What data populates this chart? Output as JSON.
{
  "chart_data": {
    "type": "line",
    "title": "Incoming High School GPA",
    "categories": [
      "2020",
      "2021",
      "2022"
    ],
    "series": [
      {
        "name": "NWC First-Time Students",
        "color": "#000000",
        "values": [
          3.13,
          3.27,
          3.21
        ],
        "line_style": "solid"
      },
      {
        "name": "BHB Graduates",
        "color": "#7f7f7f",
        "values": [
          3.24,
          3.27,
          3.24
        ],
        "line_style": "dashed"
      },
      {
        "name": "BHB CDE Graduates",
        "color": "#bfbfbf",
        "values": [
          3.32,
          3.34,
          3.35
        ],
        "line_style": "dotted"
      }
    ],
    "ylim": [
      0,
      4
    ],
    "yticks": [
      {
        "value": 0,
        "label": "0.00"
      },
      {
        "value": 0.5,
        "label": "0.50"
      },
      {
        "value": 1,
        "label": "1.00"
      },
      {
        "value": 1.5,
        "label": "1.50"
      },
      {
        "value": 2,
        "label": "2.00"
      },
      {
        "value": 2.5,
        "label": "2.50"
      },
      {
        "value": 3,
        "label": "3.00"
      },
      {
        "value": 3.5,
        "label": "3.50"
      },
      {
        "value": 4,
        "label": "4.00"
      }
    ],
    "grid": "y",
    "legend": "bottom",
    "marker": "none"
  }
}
...
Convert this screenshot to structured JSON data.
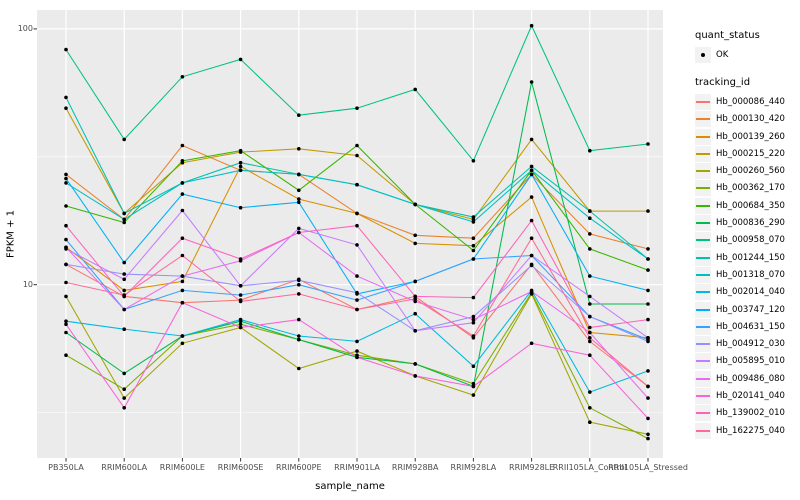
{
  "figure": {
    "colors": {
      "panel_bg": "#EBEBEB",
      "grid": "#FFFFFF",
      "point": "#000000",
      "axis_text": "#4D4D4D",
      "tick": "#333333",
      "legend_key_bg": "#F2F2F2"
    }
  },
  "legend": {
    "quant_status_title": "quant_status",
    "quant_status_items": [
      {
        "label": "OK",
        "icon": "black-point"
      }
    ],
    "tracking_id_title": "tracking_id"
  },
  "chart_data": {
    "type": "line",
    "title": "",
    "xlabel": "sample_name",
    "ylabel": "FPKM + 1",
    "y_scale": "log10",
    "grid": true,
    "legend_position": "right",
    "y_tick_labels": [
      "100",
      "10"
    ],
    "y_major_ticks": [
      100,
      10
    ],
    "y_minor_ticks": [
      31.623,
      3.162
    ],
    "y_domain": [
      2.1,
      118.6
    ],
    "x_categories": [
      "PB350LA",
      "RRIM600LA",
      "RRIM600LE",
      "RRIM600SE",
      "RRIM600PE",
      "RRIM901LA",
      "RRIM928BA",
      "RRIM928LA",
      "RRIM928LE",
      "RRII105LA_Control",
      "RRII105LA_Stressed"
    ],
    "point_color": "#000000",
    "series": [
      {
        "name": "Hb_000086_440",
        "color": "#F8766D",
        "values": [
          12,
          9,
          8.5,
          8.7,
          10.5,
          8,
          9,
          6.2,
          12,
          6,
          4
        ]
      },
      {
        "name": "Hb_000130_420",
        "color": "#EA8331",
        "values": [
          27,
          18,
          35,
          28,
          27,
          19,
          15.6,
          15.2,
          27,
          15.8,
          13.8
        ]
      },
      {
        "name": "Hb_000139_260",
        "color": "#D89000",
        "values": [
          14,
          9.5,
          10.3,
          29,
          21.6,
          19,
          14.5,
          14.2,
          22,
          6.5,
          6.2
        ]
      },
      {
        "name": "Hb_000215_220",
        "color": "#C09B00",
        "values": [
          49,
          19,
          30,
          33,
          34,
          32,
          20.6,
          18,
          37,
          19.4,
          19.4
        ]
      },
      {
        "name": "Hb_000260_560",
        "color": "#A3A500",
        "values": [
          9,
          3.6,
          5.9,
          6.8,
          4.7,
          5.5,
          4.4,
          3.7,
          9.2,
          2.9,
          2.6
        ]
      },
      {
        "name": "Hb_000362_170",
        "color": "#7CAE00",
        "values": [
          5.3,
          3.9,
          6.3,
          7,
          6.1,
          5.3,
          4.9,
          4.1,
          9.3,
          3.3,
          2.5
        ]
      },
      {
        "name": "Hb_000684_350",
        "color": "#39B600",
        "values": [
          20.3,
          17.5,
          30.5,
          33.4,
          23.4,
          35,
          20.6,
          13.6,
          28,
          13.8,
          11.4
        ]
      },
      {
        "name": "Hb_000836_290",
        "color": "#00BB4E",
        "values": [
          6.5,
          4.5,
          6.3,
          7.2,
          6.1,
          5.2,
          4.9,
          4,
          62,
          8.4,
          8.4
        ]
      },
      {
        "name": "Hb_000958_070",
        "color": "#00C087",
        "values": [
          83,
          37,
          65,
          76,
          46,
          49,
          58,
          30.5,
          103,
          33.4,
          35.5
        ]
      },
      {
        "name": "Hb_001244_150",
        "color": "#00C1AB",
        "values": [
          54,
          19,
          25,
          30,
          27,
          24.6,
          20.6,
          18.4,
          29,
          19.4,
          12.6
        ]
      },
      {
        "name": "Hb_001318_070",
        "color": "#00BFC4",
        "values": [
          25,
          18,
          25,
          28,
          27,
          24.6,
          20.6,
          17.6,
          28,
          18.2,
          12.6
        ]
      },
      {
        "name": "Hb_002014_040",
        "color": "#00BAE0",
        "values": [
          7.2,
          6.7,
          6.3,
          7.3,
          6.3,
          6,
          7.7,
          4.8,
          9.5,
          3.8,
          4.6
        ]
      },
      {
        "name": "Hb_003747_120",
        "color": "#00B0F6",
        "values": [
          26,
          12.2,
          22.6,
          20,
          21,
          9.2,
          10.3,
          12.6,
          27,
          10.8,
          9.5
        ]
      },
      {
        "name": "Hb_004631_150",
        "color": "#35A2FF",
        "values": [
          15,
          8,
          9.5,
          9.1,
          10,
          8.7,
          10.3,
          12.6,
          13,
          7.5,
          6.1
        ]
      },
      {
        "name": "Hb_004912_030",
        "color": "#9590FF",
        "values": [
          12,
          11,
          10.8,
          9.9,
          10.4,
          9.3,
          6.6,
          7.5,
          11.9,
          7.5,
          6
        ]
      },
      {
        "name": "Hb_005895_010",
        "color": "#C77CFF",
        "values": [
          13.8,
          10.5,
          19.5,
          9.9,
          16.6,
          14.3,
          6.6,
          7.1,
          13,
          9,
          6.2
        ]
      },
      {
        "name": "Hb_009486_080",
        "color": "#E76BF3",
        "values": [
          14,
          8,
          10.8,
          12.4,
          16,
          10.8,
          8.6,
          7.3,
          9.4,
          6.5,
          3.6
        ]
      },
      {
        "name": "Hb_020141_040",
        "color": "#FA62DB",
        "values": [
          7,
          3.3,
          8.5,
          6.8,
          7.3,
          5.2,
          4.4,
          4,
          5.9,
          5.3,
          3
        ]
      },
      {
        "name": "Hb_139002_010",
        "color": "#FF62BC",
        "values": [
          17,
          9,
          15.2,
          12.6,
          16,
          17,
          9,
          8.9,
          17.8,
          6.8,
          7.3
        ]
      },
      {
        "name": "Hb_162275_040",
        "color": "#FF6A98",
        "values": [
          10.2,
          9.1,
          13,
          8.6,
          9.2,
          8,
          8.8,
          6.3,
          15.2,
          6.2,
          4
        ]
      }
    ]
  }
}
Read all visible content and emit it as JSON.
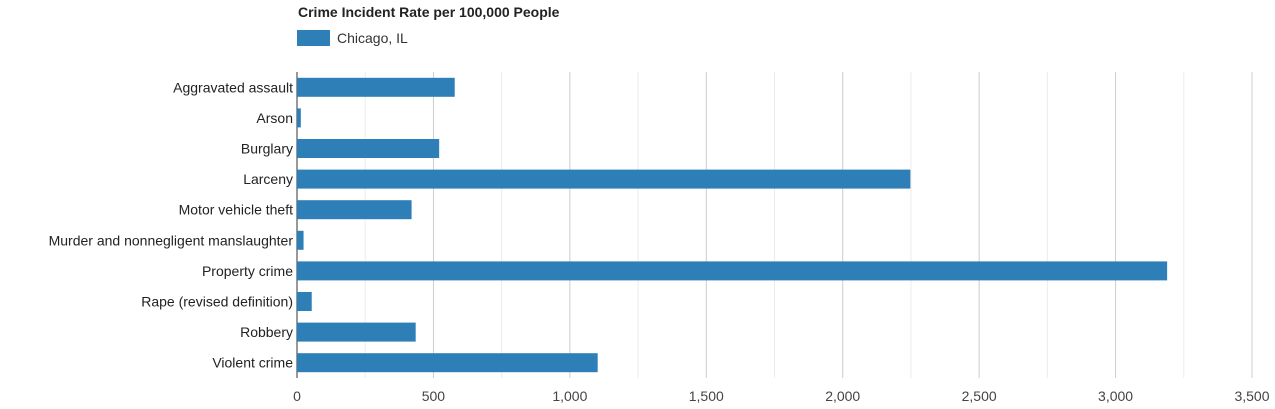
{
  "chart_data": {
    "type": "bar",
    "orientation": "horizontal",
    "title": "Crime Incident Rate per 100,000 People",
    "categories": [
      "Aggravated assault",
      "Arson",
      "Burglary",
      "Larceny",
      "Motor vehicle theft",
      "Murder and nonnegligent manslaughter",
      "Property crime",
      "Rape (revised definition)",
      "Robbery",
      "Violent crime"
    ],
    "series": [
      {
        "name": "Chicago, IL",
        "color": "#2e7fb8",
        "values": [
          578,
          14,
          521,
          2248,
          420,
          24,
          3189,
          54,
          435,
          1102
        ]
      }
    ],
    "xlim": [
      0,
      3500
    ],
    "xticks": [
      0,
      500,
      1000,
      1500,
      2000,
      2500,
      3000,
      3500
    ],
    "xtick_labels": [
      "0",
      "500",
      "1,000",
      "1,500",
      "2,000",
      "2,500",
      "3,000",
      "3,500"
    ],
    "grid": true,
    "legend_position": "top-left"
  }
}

WHAT YOU SHOULD DO: Lines of the material that contain the word "Graduates" are to be gathered.

RESULT OF THE EXERCISE:
        "name": "BHB Graduates",
        "name": "BHB CDE Graduates",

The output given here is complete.